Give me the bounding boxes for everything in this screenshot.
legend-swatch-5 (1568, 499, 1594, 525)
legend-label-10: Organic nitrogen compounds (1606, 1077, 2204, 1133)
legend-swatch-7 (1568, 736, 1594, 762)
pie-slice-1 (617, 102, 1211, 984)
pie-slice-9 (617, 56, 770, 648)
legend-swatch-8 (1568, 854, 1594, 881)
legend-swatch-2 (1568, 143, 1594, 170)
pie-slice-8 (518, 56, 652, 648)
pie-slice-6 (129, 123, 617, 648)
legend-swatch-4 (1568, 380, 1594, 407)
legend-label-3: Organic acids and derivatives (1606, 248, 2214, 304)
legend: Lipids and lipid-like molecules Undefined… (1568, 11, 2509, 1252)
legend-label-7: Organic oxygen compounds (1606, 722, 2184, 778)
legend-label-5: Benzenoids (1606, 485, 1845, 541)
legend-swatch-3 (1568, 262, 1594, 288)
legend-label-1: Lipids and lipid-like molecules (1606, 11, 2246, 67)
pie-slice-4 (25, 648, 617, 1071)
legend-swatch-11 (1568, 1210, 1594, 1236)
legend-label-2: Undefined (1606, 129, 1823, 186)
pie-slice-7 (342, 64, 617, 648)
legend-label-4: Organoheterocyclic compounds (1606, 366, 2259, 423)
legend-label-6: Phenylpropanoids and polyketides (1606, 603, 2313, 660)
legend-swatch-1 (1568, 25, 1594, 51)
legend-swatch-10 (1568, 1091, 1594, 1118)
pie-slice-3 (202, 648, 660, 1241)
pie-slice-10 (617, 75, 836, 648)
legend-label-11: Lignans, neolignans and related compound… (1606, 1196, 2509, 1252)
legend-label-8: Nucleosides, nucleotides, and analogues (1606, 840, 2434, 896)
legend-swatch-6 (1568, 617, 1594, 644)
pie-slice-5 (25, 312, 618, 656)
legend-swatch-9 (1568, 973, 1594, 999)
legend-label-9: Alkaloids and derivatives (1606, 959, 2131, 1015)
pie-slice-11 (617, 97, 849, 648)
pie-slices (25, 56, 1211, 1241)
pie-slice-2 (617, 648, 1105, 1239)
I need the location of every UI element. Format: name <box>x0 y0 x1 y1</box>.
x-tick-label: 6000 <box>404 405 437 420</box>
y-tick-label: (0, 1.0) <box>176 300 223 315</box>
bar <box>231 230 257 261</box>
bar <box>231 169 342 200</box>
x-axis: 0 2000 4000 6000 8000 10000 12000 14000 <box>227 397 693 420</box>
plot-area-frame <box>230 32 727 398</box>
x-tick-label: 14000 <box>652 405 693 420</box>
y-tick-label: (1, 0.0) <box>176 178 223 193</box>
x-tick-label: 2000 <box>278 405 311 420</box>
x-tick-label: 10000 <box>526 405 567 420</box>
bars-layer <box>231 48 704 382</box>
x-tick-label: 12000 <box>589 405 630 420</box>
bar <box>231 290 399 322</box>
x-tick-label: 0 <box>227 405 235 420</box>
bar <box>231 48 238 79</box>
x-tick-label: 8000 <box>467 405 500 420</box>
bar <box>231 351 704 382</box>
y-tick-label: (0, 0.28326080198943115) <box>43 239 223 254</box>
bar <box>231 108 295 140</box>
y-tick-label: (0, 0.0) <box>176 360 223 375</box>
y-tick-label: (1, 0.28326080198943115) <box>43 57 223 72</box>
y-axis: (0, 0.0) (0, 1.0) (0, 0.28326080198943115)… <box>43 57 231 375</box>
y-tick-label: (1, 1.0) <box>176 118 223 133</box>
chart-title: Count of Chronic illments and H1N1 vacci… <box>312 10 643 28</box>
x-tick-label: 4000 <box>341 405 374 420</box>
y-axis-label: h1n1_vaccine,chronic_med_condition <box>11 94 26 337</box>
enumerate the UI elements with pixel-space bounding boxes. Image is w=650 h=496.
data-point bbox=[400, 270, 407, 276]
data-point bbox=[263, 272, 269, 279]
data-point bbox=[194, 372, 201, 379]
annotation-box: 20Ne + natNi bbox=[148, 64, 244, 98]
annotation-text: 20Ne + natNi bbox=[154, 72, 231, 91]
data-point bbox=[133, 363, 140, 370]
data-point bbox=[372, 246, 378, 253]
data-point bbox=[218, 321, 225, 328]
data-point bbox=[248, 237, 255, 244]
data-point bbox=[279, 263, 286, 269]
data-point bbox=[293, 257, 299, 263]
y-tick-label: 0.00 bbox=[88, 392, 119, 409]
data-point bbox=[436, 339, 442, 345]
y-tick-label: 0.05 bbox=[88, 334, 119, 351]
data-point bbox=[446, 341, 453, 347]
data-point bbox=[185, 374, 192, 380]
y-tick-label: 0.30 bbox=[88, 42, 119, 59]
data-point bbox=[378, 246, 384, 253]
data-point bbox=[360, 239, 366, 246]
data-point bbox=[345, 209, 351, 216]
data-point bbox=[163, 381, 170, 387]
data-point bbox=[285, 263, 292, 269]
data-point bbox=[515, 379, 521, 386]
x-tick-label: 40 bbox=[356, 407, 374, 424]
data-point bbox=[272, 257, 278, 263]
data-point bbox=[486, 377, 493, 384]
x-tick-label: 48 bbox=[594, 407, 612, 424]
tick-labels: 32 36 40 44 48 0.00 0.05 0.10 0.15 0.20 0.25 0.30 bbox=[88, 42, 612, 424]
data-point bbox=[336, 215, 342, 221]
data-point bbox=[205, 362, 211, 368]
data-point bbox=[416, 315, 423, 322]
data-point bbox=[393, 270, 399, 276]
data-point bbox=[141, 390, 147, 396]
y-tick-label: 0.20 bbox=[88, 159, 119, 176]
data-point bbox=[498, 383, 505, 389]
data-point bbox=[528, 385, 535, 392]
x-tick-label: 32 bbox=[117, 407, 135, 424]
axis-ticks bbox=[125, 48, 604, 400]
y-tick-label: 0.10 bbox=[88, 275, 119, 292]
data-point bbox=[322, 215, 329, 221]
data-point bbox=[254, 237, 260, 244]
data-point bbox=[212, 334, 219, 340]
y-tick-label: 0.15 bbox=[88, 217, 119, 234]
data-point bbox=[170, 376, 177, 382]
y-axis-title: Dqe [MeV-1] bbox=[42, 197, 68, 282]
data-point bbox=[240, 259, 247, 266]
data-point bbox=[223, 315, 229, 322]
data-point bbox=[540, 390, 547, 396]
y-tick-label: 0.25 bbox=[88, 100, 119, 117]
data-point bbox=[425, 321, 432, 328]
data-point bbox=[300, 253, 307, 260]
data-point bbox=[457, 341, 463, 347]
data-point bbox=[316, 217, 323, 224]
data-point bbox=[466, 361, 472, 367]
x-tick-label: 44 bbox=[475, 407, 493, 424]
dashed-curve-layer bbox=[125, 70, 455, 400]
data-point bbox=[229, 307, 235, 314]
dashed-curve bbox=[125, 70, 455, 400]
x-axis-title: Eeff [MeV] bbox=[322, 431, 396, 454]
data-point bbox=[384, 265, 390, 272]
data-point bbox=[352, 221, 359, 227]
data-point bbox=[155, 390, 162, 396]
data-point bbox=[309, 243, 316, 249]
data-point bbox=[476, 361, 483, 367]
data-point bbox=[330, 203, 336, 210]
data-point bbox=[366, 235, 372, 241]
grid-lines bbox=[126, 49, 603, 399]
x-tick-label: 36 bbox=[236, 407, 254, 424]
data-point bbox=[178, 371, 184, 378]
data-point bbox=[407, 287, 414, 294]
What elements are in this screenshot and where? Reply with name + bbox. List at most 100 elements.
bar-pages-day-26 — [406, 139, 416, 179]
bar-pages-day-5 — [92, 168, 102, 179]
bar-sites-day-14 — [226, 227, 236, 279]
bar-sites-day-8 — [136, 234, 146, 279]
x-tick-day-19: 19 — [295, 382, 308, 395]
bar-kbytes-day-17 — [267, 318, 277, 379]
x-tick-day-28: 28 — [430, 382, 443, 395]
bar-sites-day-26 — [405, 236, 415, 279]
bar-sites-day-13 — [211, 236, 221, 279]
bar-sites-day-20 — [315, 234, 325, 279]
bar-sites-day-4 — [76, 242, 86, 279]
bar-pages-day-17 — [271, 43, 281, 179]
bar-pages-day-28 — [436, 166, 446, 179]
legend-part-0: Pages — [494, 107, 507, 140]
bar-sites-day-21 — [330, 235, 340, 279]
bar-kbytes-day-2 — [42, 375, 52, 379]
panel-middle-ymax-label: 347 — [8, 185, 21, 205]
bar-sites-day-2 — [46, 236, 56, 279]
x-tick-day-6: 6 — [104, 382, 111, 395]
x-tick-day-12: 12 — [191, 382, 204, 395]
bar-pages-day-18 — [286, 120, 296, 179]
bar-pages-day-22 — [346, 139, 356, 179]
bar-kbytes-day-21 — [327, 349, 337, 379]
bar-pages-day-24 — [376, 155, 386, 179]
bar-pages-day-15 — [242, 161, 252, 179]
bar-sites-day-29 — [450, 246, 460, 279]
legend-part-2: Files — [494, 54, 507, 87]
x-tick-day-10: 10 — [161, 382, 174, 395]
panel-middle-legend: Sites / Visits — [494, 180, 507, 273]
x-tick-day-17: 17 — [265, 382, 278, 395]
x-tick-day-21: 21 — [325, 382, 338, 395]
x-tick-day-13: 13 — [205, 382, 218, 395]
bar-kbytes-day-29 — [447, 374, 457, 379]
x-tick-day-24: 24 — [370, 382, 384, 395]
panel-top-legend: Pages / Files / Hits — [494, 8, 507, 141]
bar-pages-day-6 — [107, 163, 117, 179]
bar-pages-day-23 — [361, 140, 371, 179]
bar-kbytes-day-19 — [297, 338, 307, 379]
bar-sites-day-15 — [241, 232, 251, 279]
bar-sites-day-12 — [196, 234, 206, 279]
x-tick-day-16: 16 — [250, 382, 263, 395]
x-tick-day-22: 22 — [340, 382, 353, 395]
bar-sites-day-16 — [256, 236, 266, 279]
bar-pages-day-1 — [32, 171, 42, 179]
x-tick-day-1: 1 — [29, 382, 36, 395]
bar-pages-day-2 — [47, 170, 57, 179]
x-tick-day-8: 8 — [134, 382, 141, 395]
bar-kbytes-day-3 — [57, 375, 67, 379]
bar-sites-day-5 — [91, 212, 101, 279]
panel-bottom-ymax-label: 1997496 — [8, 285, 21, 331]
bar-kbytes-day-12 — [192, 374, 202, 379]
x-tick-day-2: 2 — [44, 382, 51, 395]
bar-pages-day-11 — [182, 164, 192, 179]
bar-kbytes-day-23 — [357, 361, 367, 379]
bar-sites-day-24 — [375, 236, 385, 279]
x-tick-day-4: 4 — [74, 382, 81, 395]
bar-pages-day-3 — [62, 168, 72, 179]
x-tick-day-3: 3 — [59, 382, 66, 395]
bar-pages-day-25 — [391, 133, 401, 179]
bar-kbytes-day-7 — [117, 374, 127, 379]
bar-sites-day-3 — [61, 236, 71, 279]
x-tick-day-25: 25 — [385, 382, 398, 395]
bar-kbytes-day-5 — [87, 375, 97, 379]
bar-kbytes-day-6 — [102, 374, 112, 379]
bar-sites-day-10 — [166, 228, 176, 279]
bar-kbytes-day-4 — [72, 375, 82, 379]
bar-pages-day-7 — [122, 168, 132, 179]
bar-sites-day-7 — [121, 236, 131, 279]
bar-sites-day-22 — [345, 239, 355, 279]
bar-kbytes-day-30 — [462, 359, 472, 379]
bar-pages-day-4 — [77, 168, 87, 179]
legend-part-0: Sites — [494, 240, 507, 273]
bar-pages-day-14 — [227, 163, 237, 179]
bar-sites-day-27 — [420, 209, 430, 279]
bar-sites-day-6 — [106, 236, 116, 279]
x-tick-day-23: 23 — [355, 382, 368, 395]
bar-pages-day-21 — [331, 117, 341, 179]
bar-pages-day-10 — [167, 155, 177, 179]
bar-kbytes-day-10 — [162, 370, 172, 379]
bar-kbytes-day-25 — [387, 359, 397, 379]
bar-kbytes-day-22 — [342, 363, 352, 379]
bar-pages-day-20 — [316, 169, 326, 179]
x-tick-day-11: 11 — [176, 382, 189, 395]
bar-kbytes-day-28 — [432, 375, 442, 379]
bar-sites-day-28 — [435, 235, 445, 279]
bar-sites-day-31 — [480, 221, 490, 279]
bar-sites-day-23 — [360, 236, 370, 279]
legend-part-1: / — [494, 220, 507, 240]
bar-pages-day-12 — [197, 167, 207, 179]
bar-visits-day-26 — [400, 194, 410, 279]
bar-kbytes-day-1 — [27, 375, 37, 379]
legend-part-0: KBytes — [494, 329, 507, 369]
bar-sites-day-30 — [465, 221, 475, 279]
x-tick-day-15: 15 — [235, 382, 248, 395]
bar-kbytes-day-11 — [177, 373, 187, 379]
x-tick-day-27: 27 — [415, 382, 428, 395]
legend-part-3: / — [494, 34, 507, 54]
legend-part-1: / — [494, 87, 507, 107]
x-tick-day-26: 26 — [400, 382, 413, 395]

====

## WHAT YOU WILL DO:
Quote the listing word for word, beginning with its first line and ending after the line that has "legend-swatch-8 (1568, 854, 1594, 881)".

## CORRECT RESULT:
Give me the bounding boxes for everything in this screenshot.
legend-swatch-5 (1568, 499, 1594, 525)
legend-label-10: Organic nitrogen compounds (1606, 1077, 2204, 1133)
legend-swatch-7 (1568, 736, 1594, 762)
pie-slice-1 (617, 102, 1211, 984)
pie-slice-9 (617, 56, 770, 648)
legend-swatch-8 (1568, 854, 1594, 881)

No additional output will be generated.